Lines that hold the word "este" should be located and copied.

---- DATA TO USE

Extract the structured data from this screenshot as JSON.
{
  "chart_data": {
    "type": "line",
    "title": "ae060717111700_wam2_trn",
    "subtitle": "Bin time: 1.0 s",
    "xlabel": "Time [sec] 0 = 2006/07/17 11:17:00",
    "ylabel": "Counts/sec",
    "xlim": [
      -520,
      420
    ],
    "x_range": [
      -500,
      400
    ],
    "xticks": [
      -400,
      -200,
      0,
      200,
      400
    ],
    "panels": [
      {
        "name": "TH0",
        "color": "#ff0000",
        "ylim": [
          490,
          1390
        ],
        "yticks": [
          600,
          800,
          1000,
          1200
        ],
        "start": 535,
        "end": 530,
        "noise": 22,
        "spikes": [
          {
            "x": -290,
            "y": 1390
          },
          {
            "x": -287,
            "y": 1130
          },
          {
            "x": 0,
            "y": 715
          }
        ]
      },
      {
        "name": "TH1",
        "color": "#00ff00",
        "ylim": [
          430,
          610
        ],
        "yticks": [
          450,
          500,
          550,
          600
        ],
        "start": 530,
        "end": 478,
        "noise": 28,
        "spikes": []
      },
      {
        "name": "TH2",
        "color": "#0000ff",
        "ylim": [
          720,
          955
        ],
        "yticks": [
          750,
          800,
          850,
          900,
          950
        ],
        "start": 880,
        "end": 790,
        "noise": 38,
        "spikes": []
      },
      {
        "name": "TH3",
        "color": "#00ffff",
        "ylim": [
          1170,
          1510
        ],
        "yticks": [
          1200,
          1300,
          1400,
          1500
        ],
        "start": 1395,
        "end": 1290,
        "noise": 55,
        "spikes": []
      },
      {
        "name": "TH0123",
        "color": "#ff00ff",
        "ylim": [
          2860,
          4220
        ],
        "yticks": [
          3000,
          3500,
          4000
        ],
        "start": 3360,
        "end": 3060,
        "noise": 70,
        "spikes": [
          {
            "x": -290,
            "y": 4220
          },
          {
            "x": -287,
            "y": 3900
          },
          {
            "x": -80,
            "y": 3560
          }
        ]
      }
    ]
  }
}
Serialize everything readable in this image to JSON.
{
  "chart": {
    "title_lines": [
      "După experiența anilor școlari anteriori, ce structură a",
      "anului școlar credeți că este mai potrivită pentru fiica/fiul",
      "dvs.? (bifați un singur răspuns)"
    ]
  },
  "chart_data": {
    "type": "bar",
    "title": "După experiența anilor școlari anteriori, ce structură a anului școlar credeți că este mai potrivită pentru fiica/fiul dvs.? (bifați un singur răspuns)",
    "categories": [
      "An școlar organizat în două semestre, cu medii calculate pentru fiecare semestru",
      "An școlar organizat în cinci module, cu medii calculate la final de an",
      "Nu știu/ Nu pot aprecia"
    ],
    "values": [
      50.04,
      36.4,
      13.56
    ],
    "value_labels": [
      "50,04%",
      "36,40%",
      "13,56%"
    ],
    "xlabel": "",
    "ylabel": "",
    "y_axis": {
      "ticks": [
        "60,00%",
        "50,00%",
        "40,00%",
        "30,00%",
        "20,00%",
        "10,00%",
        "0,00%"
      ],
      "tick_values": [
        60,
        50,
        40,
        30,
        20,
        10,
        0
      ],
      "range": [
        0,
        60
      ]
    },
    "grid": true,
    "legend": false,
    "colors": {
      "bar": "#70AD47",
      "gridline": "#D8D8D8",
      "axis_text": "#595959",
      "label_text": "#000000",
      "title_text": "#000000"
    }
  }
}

--------

◆ **SOLVED EXERCISE**:
      "anului școlar credeți că este mai potrivită pentru fiica/fiul",
    "title": "După experiența anilor școlari anteriori, ce structură a anului școlar credeți că este mai potrivită pentru fiica/fiul dvs.? (bifați un singur răspuns)",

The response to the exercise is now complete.